### REQUIREMENTS
Transcribe the entries that follow exactly as they appear, minus pictures.

Data records:
Start

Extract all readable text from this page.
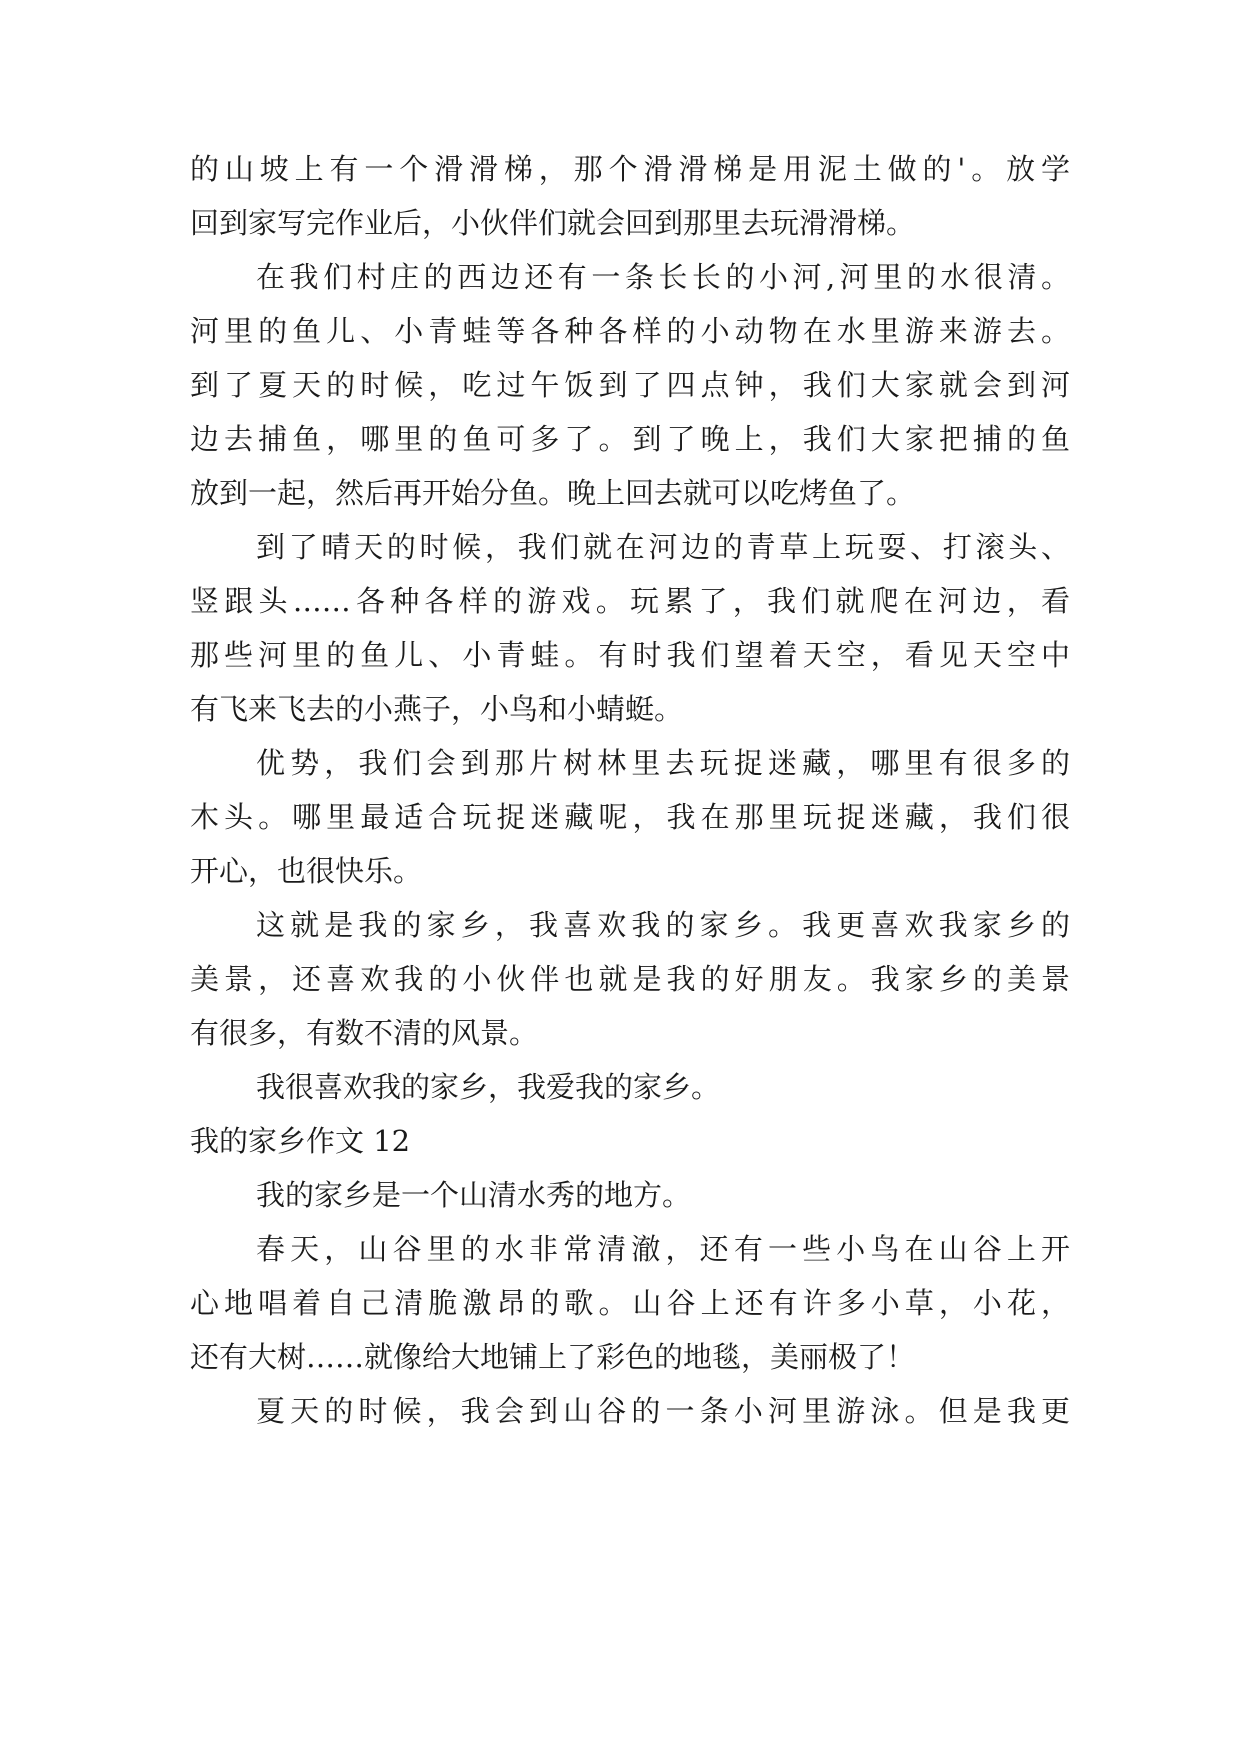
的山坡上有一个滑滑梯，那个滑滑梯是用泥土做的'。放学
回到家写完作业后，小伙伴们就会回到那里去玩滑滑梯。
在我们村庄的西边还有一条长长的小河,河里的水很清。
河里的鱼儿、小青蛙等各种各样的小动物在水里游来游去。
到了夏天的时候，吃过午饭到了四点钟，我们大家就会到河
边去捕鱼，哪里的鱼可多了。到了晚上，我们大家把捕的鱼
放到一起，然后再开始分鱼。晚上回去就可以吃烤鱼了。
到了晴天的时候，我们就在河边的青草上玩耍、打滚头、
竖跟头……各种各样的游戏。玩累了，我们就爬在河边，看
那些河里的鱼儿、小青蛙。有时我们望着天空，看见天空中
有飞来飞去的小燕子，小鸟和小蜻蜓。
优势，我们会到那片树林里去玩捉迷藏，哪里有很多的
木头。哪里最适合玩捉迷藏呢，我在那里玩捉迷藏，我们很
开心，也很快乐。
这就是我的家乡，我喜欢我的家乡。我更喜欢我家乡的
美景，还喜欢我的小伙伴也就是我的好朋友。我家乡的美景
有很多，有数不清的风景。
我很喜欢我的家乡，我爱我的家乡。
我的家乡作文 12
我的家乡是一个山清水秀的地方。
春天，山谷里的水非常清澈，还有一些小鸟在山谷上开
心地唱着自己清脆激昂的歌。山谷上还有许多小草，小花，
还有大树……就像给大地铺上了彩色的地毯，美丽极了！
夏天的时候，我会到山谷的一条小河里游泳。但是我更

End

### OUTPUT FOR THIS TASK
Extract all readable text from this page.
的山坡上有一个滑滑梯，那个滑滑梯是用泥土做的'。放学
回到家写完作业后，小伙伴们就会回到那里去玩滑滑梯。
在我们村庄的西边还有一条长长的小河,河里的水很清。
河里的鱼儿、小青蛙等各种各样的小动物在水里游来游去。
到了夏天的时候，吃过午饭到了四点钟，我们大家就会到河
边去捕鱼，哪里的鱼可多了。到了晚上，我们大家把捕的鱼
放到一起，然后再开始分鱼。晚上回去就可以吃烤鱼了。
到了晴天的时候，我们就在河边的青草上玩耍、打滚头、
竖跟头……各种各样的游戏。玩累了，我们就爬在河边，看
那些河里的鱼儿、小青蛙。有时我们望着天空，看见天空中
有飞来飞去的小燕子，小鸟和小蜻蜓。
优势，我们会到那片树林里去玩捉迷藏，哪里有很多的
木头。哪里最适合玩捉迷藏呢，我在那里玩捉迷藏，我们很
开心，也很快乐。
这就是我的家乡，我喜欢我的家乡。我更喜欢我家乡的
美景，还喜欢我的小伙伴也就是我的好朋友。我家乡的美景
有很多，有数不清的风景。
我很喜欢我的家乡，我爱我的家乡。
我的家乡作文 12
我的家乡是一个山清水秀的地方。
春天，山谷里的水非常清澈，还有一些小鸟在山谷上开
心地唱着自己清脆激昂的歌。山谷上还有许多小草，小花，
还有大树……就像给大地铺上了彩色的地毯，美丽极了！
夏天的时候，我会到山谷的一条小河里游泳。但是我更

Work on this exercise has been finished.